* _AIM_: Exactly as written, retype the listing below, omitting the pictures.

* _PROVIDED DATA_:
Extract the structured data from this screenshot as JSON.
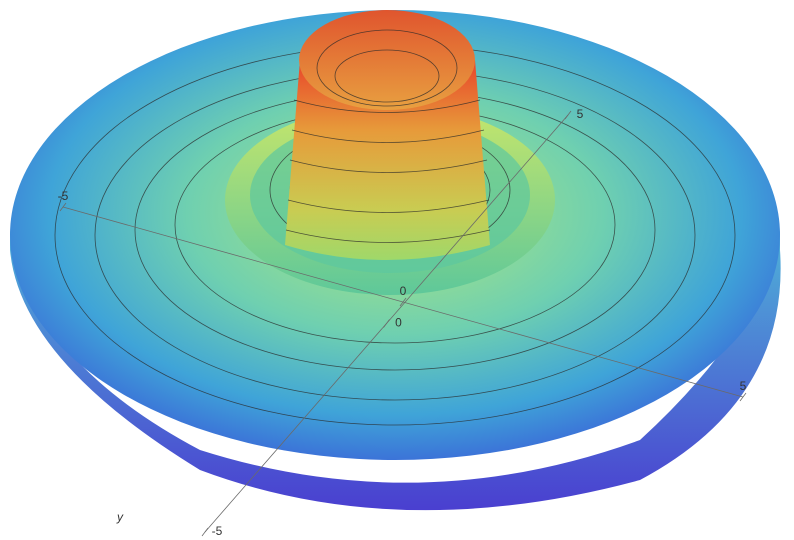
{
  "chart_data": {
    "type": "surface3d",
    "ylabel": "y",
    "xlim": [
      -5,
      5
    ],
    "xticks": [
      -5,
      0,
      5
    ],
    "ylim": [
      -5,
      5
    ],
    "yticks": [
      -5,
      0,
      5
    ]
  }
}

* _RESPONSE TO THE TASK_:
Extract the structured data from this screenshot as JSON.
{
  "chart_data": {
    "type": "surface3d",
    "ylabel": "y",
    "xlim": [
      -5,
      5
    ],
    "xticks": [
      -5,
      0,
      5
    ],
    "ylim": [
      -5,
      5
    ],
    "yticks": [
      -5,
      0,
      5
    ]
  }
}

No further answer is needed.